▶ _Task objective_
Reproduce all entries verbatim, with nothing added or dropped.

(Data extracted from a collection)

● ● ●

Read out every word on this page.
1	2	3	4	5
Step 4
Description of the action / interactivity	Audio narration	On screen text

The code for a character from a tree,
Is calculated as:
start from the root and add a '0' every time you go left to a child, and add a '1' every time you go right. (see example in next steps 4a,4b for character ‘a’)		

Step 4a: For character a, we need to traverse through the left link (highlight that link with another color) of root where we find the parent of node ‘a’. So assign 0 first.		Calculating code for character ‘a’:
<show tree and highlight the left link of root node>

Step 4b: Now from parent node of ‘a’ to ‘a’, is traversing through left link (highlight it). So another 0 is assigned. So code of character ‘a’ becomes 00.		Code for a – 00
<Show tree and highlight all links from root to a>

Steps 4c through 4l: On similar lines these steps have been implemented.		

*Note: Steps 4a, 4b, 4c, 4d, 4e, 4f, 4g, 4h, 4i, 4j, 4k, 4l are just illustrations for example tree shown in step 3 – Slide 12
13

● ● ●

▶ _Exercise answer_
Read out every word on this page.
1	2	3	4	5
Step 4
Description of the action / interactivity	Audio narration	On screen text

The code for a character from a tree,
Is calculated as:
start from the root and add a '0' every time you go left to a child, and add a '1' every time you go right. (see example in next steps 4a,4b for character ‘a’)		

Step 4a: For character a, we need to traverse through the left link (highlight that link with another color) of root where we find the parent of node ‘a’. So assign 0 first.		Calculating code for character ‘a’:
<show tree and highlight the left link of root node>

Step 4b: Now from parent node of ‘a’ to ‘a’, is traversing through left link (highlight it). So another 0 is assigned. So code of character ‘a’ becomes 00.		Code for a – 00
<Show tree and highlight all links from root to a>

Steps 4c through 4l: On similar lines these steps have been implemented.		

*Note: Steps 4a, 4b, 4c, 4d, 4e, 4f, 4g, 4h, 4i, 4j, 4k, 4l are just illustrations for example tree shown in step 3 – Slide 12
13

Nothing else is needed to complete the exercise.